What is being asked:
Collect all lines containing the word "ændring" from the data.

Record set:
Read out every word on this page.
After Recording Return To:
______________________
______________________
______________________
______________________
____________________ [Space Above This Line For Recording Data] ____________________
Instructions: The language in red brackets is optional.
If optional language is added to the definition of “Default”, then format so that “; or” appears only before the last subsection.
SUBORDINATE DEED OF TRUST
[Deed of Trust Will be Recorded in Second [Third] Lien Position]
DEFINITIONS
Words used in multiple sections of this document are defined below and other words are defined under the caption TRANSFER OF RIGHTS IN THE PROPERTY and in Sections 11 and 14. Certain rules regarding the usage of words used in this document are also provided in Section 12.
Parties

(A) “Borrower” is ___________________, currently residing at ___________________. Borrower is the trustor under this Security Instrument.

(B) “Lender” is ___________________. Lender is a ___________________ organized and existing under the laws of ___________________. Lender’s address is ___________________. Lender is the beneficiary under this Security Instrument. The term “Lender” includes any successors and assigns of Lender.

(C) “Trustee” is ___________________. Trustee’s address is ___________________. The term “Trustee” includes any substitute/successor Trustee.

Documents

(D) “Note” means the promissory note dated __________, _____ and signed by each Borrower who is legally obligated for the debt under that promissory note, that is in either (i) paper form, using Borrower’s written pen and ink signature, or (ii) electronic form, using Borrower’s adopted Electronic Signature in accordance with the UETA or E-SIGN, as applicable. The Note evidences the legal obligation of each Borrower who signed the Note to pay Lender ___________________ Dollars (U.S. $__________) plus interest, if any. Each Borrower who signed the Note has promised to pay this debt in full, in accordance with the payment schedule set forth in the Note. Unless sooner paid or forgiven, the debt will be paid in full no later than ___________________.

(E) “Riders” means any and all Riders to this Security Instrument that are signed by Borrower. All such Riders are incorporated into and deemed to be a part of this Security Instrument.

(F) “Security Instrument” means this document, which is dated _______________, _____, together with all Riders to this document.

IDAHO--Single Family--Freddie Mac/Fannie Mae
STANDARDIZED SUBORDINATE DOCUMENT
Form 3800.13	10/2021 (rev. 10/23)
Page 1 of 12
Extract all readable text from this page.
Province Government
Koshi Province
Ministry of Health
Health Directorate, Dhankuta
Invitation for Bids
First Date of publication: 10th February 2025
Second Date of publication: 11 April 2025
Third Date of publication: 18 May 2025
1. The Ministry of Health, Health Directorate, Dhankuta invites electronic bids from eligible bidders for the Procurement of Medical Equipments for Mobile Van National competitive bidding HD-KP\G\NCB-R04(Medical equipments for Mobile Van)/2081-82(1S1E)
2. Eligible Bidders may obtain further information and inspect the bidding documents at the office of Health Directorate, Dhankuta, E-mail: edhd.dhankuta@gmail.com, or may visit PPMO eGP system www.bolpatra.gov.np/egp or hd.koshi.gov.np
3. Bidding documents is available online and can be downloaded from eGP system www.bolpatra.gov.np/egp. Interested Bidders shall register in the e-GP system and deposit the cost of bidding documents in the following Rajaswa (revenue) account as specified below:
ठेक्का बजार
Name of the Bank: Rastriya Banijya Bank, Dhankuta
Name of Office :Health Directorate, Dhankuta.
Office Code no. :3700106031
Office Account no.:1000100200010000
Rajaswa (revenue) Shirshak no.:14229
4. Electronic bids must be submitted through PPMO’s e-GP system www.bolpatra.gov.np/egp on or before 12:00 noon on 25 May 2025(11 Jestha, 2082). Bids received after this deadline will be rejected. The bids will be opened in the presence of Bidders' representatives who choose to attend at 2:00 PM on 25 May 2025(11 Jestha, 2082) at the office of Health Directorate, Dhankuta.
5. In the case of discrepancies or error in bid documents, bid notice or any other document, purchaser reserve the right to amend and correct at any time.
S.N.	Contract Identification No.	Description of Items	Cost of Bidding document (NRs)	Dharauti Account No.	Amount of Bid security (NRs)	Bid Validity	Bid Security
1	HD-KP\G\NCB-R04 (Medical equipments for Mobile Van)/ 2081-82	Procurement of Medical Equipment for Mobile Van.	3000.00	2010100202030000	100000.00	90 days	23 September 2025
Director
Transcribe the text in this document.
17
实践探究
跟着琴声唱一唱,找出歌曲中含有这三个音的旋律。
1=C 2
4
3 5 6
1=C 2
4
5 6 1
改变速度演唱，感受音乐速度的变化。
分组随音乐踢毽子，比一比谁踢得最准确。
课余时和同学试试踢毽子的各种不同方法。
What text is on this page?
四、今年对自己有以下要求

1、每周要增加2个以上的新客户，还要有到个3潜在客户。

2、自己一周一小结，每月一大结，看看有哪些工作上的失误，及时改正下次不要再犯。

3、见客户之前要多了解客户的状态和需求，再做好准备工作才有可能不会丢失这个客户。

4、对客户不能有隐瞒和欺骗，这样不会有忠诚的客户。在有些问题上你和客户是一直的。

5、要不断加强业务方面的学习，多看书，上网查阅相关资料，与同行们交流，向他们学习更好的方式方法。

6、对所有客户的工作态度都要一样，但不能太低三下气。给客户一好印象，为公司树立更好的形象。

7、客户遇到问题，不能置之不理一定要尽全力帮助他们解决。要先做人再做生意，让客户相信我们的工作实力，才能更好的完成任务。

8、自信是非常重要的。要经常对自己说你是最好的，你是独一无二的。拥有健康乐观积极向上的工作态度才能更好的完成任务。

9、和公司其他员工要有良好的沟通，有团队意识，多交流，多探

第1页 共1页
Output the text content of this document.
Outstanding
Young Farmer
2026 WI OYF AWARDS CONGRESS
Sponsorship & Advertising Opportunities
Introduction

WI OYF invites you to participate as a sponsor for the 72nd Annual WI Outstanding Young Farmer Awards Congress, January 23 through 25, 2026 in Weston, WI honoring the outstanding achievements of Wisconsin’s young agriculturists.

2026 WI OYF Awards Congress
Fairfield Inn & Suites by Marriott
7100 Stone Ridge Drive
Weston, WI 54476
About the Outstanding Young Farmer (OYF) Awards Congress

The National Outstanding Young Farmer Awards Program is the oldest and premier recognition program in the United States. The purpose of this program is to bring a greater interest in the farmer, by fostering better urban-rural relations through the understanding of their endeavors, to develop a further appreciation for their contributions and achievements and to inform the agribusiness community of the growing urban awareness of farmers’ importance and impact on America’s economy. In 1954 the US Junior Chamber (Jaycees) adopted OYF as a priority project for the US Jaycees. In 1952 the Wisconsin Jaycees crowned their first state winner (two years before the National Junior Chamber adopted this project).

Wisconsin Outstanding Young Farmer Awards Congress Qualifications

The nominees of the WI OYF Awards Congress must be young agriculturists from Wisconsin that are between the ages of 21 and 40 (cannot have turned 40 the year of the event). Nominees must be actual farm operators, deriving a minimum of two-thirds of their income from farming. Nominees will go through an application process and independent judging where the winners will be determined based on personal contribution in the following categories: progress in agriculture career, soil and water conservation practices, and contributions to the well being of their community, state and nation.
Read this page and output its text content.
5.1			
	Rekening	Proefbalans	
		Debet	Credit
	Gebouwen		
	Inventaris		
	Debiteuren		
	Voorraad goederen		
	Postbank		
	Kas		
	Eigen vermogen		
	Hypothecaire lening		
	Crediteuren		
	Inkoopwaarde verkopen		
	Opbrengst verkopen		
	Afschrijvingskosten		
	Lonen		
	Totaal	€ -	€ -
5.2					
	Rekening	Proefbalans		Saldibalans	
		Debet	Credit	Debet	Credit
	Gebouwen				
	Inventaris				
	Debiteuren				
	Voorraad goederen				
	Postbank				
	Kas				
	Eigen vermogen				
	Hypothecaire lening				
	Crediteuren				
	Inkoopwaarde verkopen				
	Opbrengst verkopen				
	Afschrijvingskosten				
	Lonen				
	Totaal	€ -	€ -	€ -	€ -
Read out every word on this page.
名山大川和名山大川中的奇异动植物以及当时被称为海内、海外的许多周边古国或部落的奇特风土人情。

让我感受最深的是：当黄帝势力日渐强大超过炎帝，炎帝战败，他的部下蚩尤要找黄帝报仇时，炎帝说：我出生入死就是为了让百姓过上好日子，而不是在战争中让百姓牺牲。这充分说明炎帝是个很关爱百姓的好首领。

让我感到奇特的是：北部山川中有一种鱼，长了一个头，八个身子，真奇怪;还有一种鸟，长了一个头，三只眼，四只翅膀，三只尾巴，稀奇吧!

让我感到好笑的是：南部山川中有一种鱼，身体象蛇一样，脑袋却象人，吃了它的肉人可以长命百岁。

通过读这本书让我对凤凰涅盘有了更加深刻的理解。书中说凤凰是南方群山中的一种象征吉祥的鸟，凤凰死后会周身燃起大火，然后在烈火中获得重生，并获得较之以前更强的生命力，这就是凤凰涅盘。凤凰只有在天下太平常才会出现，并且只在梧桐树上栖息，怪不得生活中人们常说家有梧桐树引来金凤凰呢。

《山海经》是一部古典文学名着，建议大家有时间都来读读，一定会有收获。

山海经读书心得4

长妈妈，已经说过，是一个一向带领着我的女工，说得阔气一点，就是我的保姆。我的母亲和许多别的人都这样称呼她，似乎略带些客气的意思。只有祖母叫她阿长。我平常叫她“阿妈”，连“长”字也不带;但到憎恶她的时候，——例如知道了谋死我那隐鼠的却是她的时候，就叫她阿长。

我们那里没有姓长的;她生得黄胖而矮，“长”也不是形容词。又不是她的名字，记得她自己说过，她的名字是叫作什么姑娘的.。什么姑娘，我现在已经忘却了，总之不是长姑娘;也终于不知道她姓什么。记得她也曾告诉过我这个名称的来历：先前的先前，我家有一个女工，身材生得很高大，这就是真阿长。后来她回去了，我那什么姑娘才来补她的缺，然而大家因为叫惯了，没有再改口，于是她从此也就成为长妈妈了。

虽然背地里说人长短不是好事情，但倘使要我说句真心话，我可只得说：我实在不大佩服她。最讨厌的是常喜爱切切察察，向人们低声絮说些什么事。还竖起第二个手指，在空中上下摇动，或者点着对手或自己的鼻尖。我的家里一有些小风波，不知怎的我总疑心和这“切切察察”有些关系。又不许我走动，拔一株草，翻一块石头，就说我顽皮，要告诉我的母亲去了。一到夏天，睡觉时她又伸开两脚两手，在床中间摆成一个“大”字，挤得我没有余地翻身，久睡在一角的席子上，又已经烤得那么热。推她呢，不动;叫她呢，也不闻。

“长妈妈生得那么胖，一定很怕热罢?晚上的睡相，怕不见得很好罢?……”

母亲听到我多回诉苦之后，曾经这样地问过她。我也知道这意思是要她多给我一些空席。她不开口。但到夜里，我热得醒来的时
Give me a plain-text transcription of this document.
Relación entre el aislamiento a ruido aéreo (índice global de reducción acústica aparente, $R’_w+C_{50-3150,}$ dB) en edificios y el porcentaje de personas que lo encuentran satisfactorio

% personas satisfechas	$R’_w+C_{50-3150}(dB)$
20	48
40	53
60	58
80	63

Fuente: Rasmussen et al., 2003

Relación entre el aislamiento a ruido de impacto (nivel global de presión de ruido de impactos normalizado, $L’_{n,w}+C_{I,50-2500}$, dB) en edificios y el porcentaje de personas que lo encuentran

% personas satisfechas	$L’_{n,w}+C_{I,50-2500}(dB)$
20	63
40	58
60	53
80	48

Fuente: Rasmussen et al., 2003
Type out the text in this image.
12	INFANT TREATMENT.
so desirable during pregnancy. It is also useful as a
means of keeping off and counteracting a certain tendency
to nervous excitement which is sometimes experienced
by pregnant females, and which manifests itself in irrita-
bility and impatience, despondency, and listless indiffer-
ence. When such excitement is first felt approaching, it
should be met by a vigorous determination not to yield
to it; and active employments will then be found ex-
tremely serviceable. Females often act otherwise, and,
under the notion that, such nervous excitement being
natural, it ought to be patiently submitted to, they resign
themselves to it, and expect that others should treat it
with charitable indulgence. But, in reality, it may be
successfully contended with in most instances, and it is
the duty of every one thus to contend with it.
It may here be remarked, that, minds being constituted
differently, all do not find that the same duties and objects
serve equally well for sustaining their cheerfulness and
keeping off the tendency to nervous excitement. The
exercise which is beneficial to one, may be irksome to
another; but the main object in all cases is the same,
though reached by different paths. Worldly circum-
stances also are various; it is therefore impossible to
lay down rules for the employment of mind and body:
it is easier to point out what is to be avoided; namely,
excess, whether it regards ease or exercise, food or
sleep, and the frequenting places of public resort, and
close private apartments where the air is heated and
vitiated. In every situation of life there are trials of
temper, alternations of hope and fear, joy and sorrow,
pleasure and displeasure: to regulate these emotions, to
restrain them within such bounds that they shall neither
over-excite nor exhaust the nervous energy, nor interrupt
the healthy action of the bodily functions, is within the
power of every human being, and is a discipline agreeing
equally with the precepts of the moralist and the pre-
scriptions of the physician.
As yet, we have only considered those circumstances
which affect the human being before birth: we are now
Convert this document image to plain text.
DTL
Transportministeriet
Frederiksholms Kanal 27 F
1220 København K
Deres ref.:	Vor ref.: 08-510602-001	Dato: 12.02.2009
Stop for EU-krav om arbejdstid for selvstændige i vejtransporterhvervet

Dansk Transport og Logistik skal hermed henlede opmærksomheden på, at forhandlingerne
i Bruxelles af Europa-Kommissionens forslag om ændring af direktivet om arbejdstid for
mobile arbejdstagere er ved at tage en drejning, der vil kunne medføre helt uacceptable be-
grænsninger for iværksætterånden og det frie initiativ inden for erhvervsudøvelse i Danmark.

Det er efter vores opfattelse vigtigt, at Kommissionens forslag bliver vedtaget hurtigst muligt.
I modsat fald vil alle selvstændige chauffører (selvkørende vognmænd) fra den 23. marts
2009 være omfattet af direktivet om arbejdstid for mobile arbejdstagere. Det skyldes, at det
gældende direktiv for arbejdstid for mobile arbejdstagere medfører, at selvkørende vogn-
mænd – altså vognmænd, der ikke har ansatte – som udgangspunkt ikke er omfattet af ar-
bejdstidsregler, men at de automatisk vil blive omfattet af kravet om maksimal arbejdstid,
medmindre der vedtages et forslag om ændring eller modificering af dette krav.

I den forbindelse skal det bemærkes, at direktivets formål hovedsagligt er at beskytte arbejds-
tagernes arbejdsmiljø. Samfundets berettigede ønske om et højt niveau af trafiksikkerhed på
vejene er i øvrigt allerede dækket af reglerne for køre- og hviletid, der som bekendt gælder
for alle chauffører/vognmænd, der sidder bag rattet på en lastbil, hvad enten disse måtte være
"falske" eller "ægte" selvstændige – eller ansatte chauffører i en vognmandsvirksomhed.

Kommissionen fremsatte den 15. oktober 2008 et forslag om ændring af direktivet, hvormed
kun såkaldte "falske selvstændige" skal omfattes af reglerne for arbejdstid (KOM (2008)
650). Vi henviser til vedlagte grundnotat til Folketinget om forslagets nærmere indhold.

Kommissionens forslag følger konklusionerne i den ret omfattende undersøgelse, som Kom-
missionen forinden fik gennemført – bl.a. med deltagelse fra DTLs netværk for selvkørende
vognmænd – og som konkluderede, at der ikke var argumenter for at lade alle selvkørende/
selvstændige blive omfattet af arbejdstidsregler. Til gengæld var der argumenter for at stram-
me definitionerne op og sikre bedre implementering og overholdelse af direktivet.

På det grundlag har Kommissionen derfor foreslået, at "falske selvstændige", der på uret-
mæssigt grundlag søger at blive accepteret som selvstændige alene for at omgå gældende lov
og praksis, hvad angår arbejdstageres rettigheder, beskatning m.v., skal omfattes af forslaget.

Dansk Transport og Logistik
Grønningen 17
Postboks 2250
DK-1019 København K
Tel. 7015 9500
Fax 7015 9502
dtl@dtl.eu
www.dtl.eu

Final result:
i Bruxelles af Europa-Kommissionens forslag om ændring af direktivet om arbejdstid for
medmindre der vedtages et forslag om ændring eller modificering af dette krav.
Kommissionen fremsatte den 15. oktober 2008 et forslag om ændring af direktivet, hvormed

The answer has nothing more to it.